KEVIN HARRIS: This next question is rather wordy, Dr. Craig.

DR. CRAIG: Maybe what we can do is take it piecemeal rather than go through the whole thing.

KEVIN HARRIS: OK. If everybody will hang with us we'll get through this. “On your interpretation of the Trinity dogma, ‘hypostasis’ and ‘person’ terms, you have lost two hypostases.”

DR. CRAIG: What he's saying is that in the Trinity the classic doctrine of the Trinity is one substance with three hypostases. He's saying I've lost two of them – I'm a Unitarian in effect! OK, go ahead.

KEVIN HARRIS: He spells it “hypostasis.”

DR. CRAIG: Right. That's the Greek transliteration – hypostasis. I pronounce it with a “u” sound because that's what the “y” transliterates in the Greek.

KEVIN HARRIS: “You perhaps misunderstood relation between theological terms – a hypostasis and a person. There are beings with ‘I’ and without ‘I.’”

DR. CRAIG: What he's saying here is that there are hypostases that are not persons, and that's certainly correct. A hypostasis is a property bearer – something that bears a certain nature. So you could have a horse hypostasis. But the point is that a rational hypostasis is a person. So the hypostases of the Trinity – the three hypostases – are three persons because they are rational hypostases. That's what the questioner seems to be missing.

KEVIN HARRIS: He says, “We use the theological term ‘person’ for denoting only beings with ‘I’ and when we do so this term ‘person’ is identical to the theological term ‘hypostasis.’”

DR. CRAIG: OK, so he's saying when I use a first-person indexical pronoun “I” (like, “I believe this” or “I think this”) that “I” refers to the person that I am. That's correct.

KEVIN HARRIS: “The last term ‘hypostasis’ is used for denoting all things both with ‘I’ and without ‘I.’”

DR. CRAIG: And that's the point that you can have non-rational hypostases like a horse or a sheep or something.

KEVIN HARRIS: “The term ‘hypostasis’ by default denotes a bearer of a nature, i.e. of a whole nature, not a part of it. And now a very confusing thing. The hypostasis can have more than one ‘I.’”

DR. CRAIG: Now that I don't think is true. I don't follow that at all. The hypostasis cannot be more than one person if it's a rational hypostasis. It just is a person. Go ahead.

KEVIN HARRIS: “Logos, the second hypostasis of Trinity, after incarnation has two ‘I’ – the human ‘I’ of the Logos (the human part) and God’s ‘I’ of the Logos (divine part).”

:: Given exercise 1 ::
In the records, copy again, word for word, everything from the line with "chevron-down-icon [457, 27, 475, 38]" to the line with "app-screen: Dogs Deposit", including both of those lines.

:: Listed records ::

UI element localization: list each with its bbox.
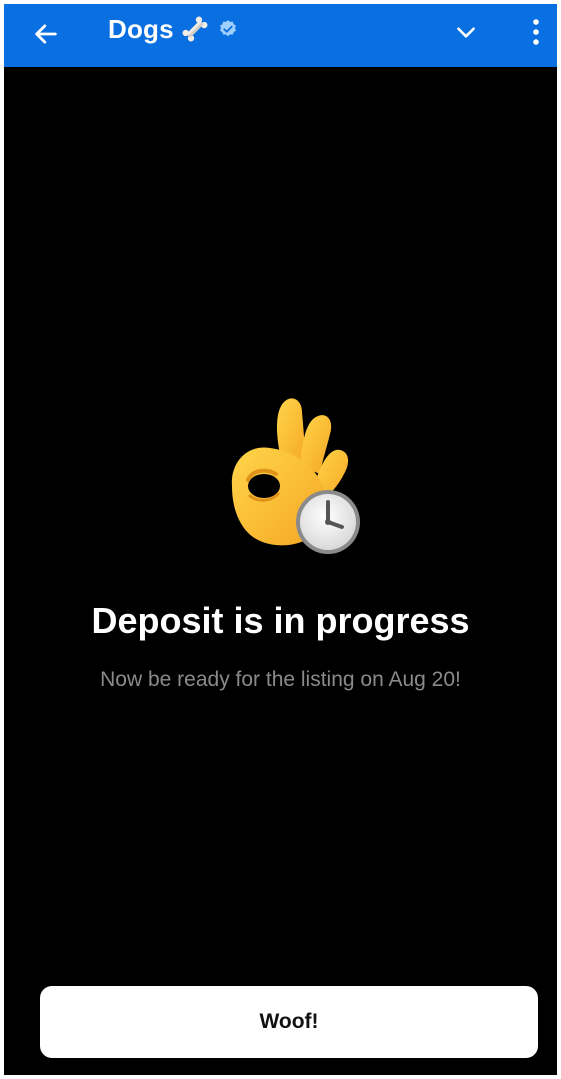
chevron-down-icon [457, 27, 475, 38]
top-app-bar: Dogs [4, 4, 557, 67]
more-options-button[interactable] [518, 10, 554, 54]
back-button[interactable] [24, 12, 68, 56]
status-headline: Deposit is in progress [91, 600, 470, 641]
page-title: Dogs [108, 13, 174, 44]
arrow-left-icon [35, 24, 57, 44]
ok-hand-with-clock-icon [231, 398, 360, 554]
channel-title[interactable]: Dogs [108, 4, 238, 54]
status-subtext: Now be ready for the listing on Aug 20! [100, 668, 461, 691]
bone-icon [182, 16, 208, 42]
woof-button[interactable]: Woof! [40, 986, 538, 1058]
app-screen: Dogs Deposit is in progress Now be ready… [4, 4, 557, 1075]
verified-badge-icon [219, 20, 236, 37]
expand-button[interactable] [444, 10, 488, 54]
more-vertical-icon [533, 19, 539, 45]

:: Given exercise 2 ::
In the transcript, how does Dr. Craig define a hypostasis?

:: Solution 1 ::
chevron-down-icon [457, 27, 475, 38]
top-app-bar: Dogs [4, 4, 557, 67]
more-options-button[interactable] [518, 10, 554, 54]
back-button[interactable] [24, 12, 68, 56]
status-headline: Deposit is in progress [91, 600, 470, 641]
page-title: Dogs [108, 13, 174, 44]
arrow-left-icon [35, 24, 57, 44]
ok-hand-with-clock-icon [231, 398, 360, 554]
channel-title[interactable]: Dogs [108, 4, 238, 54]
status-subtext: Now be ready for the listing on Aug 20! [100, 668, 461, 691]
bone-icon [182, 16, 208, 42]
woof-button[interactable]: Woof! [40, 986, 538, 1058]
app-screen: Dogs Deposit is in progress Now be ready… [4, 4, 557, 1075]

:: Solution 2 ::
As a property bearer, something that bears a certain nature.